▶ [Data section]
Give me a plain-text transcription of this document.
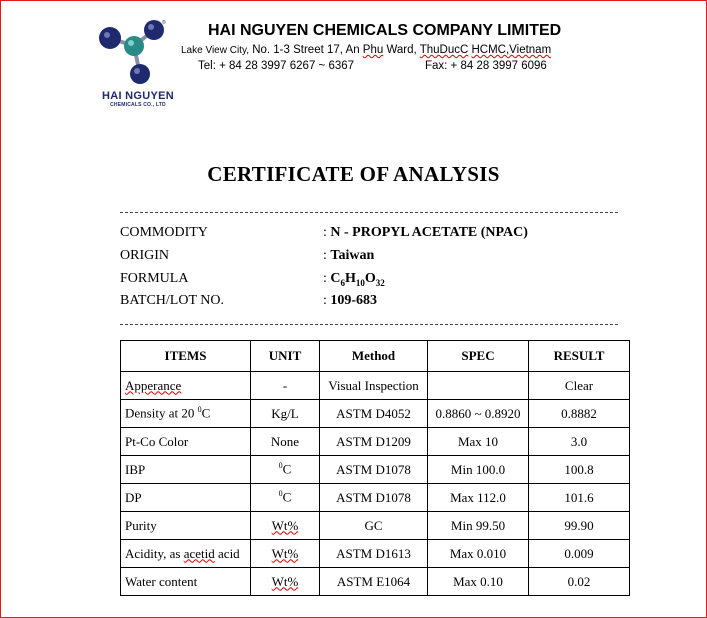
®
HAI NGUYEN
CHEMICALS CO., LTD
HAI NGUYEN CHEMICALS COMPANY LIMITED
Lake View City, No. 1-3 Street 17, An Phu Ward, ThuDucC HCMC,Vietnam
Tel: + 84 28 3997 6267 ~ 6367	Fax: + 84 28 3997 6096
CERTIFICATE OF ANALYSIS
COMMODITY	: N - PROPYL ACETATE (NPAC)
ORIGIN	: Taiwan
FORMULA	: $C_6H_{10}O_{32}$
BATCH/LOT NO.	: 109-683
ITEMS	UNIT	Method	SPEC	RESULT
Apperance	-	Visual Inspection		Clear
Density at 20 $^0$C	Kg/L	ASTM D4052	0.8860 ~ 0.8920	0.8882
Pt-Co Color	None	ASTM D1209	Max 10	3.0
IBP	$^0$C	ASTM D1078	Min 100.0	100.8
DP	$^0$C	ASTM D1078	Max 112.0	101.6
Purity	Wt%	GC	Min 99.50	99.90
Acidity, as acetid acid	Wt%	ASTM D1613	Max 0.010	0.009
Water content	Wt%	ASTM E1064	Max 0.10	0.02
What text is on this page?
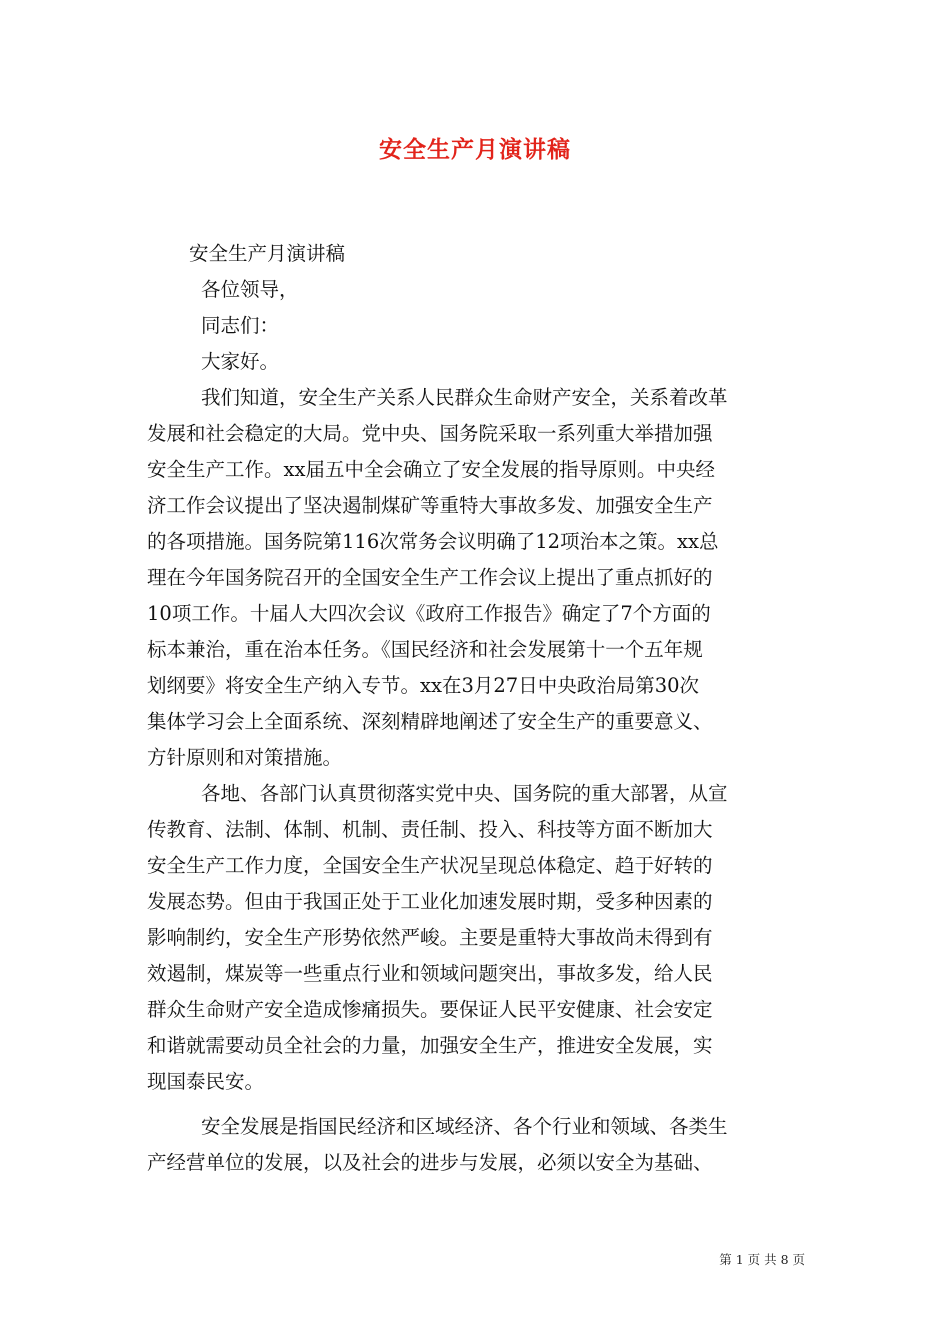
安全生产月演讲稿
安全生产月演讲稿
各位领导，
同志们：
大家好。
我们知道，安全生产关系人民群众生命财产安全，关系着改革
发展和社会稳定的大局。党中央、国务院采取一系列重大举措加强
安全生产工作。xx届五中全会确立了安全发展的指导原则。中央经
济工作会议提出了坚决遏制煤矿等重特大事故多发、加强安全生产
的各项措施。国务院第116次常务会议明确了12项治本之策。xx总
理在今年国务院召开的全国安全生产工作会议上提出了重点抓好的
10项工作。十届人大四次会议《政府工作报告》确定了7个方面的
标本兼治，重在治本任务。《国民经济和社会发展第十一个五年规
划纲要》将安全生产纳入专节。xx在3月27日中央政治局第30次
集体学习会上全面系统、深刻精辟地阐述了安全生产的重要意义、
方针原则和对策措施。
各地、各部门认真贯彻落实党中央、国务院的重大部署，从宣
传教育、法制、体制、机制、责任制、投入、科技等方面不断加大
安全生产工作力度，全国安全生产状况呈现总体稳定、趋于好转的
发展态势。但由于我国正处于工业化加速发展时期，受多种因素的
影响制约，安全生产形势依然严峻。主要是重特大事故尚未得到有
效遏制，煤炭等一些重点行业和领域问题突出，事故多发，给人民
群众生命财产安全造成惨痛损失。要保证人民平安健康、社会安定
和谐就需要动员全社会的力量，加强安全生产，推进安全发展，实
现国泰民安。
安全发展是指国民经济和区域经济、各个行业和领域、各类生
产经营单位的发展，以及社会的进步与发展，必须以安全为基础、
第 1 页 共 8 页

▶ [Exercise task] The material above must be printed exactly, with its pictures left out.

▶ [Exercise answer]
Give me a plain-text transcription of this document.
®
HAI NGUYEN
CHEMICALS CO., LTD
HAI NGUYEN CHEMICALS COMPANY LIMITED
Lake View City, No. 1-3 Street 17, An Phu Ward, ThuDucC HCMC,Vietnam
Tel: + 84 28 3997 6267 ~ 6367	Fax: + 84 28 3997 6096
CERTIFICATE OF ANALYSIS
COMMODITY	: N - PROPYL ACETATE (NPAC)
ORIGIN	: Taiwan
FORMULA	: $C_6H_{10}O_{32}$
BATCH/LOT NO.	: 109-683
ITEMS	UNIT	Method	SPEC	RESULT
Apperance	-	Visual Inspection		Clear
Density at 20 $^0$C	Kg/L	ASTM D4052	0.8860 ~ 0.8920	0.8882
Pt-Co Color	None	ASTM D1209	Max 10	3.0
IBP	$^0$C	ASTM D1078	Min 100.0	100.8
DP	$^0$C	ASTM D1078	Max 112.0	101.6
Purity	Wt%	GC	Min 99.50	99.90
Acidity, as acetid acid	Wt%	ASTM D1613	Max 0.010	0.009
Water content	Wt%	ASTM E1064	Max 0.10	0.02
What text is on this page?
安全生产月演讲稿
安全生产月演讲稿
各位领导，
同志们：
大家好。
我们知道，安全生产关系人民群众生命财产安全，关系着改革
发展和社会稳定的大局。党中央、国务院采取一系列重大举措加强
安全生产工作。xx届五中全会确立了安全发展的指导原则。中央经
济工作会议提出了坚决遏制煤矿等重特大事故多发、加强安全生产
的各项措施。国务院第116次常务会议明确了12项治本之策。xx总
理在今年国务院召开的全国安全生产工作会议上提出了重点抓好的
10项工作。十届人大四次会议《政府工作报告》确定了7个方面的
标本兼治，重在治本任务。《国民经济和社会发展第十一个五年规
划纲要》将安全生产纳入专节。xx在3月27日中央政治局第30次
集体学习会上全面系统、深刻精辟地阐述了安全生产的重要意义、
方针原则和对策措施。
各地、各部门认真贯彻落实党中央、国务院的重大部署，从宣
传教育、法制、体制、机制、责任制、投入、科技等方面不断加大
安全生产工作力度，全国安全生产状况呈现总体稳定、趋于好转的
发展态势。但由于我国正处于工业化加速发展时期，受多种因素的
影响制约，安全生产形势依然严峻。主要是重特大事故尚未得到有
效遏制，煤炭等一些重点行业和领域问题突出，事故多发，给人民
群众生命财产安全造成惨痛损失。要保证人民平安健康、社会安定
和谐就需要动员全社会的力量，加强安全生产，推进安全发展，实
现国泰民安。
安全发展是指国民经济和区域经济、各个行业和领域、各类生
产经营单位的发展，以及社会的进步与发展，必须以安全为基础、
第 1 页 共 8 页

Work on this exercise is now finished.